* start *

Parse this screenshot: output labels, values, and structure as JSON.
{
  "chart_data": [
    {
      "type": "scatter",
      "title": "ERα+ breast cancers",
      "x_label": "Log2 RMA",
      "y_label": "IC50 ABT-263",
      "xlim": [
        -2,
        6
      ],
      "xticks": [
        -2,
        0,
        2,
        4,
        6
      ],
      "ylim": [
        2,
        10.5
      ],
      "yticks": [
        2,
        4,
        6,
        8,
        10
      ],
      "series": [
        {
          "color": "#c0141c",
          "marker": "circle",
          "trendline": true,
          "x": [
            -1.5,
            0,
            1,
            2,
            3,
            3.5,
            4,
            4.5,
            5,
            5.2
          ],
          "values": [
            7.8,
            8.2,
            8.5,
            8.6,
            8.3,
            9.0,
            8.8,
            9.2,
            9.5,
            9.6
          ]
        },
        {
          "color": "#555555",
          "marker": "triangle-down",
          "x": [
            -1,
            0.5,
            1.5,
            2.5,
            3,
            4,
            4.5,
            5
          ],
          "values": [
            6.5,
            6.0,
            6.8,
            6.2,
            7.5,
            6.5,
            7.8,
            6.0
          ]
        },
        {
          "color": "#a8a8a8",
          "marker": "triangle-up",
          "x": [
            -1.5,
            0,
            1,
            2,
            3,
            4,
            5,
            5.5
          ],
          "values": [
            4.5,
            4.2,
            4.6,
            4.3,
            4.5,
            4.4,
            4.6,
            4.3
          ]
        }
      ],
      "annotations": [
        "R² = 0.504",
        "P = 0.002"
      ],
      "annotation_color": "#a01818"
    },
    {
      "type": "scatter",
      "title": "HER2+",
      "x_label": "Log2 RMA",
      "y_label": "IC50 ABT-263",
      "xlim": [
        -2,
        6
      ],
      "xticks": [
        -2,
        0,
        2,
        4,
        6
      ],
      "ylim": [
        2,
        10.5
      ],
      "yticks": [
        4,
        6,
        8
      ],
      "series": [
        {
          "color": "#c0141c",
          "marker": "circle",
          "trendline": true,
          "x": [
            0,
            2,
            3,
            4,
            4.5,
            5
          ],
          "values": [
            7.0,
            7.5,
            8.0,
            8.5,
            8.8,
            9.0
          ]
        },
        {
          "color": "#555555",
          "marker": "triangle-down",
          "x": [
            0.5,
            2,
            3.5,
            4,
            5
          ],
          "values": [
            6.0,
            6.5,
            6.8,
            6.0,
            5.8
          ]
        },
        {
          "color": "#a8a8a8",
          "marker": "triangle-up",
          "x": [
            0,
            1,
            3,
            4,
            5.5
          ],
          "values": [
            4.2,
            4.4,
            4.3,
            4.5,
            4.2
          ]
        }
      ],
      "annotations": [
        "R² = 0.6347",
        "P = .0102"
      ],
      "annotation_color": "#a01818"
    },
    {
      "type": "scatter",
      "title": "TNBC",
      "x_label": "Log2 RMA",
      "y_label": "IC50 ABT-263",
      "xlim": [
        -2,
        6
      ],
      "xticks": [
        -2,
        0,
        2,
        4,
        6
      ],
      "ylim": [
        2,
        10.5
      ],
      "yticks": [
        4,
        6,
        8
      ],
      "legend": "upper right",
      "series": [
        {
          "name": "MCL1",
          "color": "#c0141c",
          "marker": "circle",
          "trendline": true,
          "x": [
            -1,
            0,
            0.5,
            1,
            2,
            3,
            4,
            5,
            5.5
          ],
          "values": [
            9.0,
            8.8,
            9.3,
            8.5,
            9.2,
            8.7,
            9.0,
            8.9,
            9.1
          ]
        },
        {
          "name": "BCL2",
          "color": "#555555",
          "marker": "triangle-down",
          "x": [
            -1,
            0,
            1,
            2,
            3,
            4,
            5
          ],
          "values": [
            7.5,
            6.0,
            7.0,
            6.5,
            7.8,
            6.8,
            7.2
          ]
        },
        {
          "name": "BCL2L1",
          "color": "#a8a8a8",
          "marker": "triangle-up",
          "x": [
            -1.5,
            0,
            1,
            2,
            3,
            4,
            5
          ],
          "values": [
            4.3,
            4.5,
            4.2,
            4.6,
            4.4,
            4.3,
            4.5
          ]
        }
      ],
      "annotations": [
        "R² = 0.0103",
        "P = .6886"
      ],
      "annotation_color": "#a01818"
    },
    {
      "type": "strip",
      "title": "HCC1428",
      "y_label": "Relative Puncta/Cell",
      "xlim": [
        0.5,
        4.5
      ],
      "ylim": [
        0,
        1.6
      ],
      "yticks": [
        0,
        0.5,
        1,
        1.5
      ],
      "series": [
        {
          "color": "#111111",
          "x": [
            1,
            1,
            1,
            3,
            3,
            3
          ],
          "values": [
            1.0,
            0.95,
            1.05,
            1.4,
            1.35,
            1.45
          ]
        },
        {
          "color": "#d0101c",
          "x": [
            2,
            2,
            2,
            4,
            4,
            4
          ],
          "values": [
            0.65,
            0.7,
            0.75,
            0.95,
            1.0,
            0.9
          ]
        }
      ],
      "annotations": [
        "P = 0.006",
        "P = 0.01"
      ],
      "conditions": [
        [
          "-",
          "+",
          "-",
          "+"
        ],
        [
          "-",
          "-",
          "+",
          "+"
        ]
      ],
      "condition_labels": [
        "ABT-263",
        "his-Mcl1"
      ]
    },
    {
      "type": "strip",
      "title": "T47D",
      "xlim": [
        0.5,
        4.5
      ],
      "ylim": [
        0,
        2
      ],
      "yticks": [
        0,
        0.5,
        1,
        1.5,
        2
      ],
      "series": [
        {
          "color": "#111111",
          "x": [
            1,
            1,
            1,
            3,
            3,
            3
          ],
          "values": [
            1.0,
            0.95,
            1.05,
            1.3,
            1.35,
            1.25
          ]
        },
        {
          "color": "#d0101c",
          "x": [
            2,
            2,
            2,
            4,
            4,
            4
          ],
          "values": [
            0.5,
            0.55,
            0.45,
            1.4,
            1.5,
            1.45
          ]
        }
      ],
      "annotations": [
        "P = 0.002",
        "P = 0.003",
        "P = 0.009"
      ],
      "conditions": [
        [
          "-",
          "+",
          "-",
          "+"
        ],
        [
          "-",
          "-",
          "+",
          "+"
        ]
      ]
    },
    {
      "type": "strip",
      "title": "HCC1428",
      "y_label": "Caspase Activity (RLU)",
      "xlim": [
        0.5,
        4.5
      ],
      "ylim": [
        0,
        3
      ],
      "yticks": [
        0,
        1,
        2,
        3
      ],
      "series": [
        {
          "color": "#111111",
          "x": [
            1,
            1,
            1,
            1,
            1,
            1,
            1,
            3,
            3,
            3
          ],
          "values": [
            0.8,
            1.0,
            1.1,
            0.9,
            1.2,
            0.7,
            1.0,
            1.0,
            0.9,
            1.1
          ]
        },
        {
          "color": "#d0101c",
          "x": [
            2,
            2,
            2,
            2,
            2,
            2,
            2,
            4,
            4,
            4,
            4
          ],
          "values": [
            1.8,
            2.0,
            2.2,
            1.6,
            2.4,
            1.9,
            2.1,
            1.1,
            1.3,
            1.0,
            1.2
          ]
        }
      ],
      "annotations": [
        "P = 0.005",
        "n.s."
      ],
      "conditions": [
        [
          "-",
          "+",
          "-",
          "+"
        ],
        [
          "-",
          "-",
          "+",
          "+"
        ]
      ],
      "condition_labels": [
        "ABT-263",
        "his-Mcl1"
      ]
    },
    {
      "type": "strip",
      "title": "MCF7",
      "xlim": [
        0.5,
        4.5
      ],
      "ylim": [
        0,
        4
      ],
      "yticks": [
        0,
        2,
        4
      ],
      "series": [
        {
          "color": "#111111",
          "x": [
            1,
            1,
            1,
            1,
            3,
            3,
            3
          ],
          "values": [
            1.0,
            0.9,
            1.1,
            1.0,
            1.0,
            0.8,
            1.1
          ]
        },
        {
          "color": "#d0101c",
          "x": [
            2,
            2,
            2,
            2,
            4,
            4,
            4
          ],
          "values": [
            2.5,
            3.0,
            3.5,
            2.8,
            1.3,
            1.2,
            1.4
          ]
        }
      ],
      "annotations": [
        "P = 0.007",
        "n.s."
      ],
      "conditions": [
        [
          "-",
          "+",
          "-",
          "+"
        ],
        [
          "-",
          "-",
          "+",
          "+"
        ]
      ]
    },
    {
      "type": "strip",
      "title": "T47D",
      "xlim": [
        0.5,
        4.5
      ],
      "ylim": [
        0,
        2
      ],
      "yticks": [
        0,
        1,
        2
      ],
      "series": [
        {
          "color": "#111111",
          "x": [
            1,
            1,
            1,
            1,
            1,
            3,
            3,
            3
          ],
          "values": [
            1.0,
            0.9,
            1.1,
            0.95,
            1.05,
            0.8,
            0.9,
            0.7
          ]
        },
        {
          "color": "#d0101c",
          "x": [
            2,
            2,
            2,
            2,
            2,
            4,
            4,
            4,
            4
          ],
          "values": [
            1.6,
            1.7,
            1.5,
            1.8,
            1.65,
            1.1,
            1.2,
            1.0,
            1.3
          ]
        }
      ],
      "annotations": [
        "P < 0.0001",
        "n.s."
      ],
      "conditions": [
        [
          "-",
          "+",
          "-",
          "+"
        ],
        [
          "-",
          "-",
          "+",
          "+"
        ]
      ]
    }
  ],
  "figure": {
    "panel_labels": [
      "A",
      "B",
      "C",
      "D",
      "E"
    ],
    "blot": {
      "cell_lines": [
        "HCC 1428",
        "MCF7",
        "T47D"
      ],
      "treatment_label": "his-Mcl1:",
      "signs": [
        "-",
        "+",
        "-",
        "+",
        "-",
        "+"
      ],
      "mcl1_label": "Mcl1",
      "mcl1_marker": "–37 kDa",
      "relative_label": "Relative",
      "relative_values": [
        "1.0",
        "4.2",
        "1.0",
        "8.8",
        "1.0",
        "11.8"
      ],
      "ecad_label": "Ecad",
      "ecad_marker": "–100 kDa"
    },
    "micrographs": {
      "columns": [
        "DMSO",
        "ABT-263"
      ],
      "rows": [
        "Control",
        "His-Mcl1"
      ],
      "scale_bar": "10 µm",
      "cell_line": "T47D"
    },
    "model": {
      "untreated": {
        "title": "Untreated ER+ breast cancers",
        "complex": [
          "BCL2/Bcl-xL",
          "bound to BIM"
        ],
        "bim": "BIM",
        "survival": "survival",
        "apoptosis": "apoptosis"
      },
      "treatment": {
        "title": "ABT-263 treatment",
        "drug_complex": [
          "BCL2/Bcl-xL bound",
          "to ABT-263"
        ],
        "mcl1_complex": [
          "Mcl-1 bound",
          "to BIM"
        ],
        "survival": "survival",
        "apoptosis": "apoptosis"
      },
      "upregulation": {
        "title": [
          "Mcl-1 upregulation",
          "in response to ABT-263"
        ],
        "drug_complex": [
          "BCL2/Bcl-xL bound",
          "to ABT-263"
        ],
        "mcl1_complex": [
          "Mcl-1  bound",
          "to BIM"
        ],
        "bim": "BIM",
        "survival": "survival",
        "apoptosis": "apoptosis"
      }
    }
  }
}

* end *

**THE PROBLEM:** Pick out the lines containing the string "breast".

**SOLUTION BELOW:**
      "title": "ERα+ breast cancers",
        "title": "Untreated ER+ breast cancers",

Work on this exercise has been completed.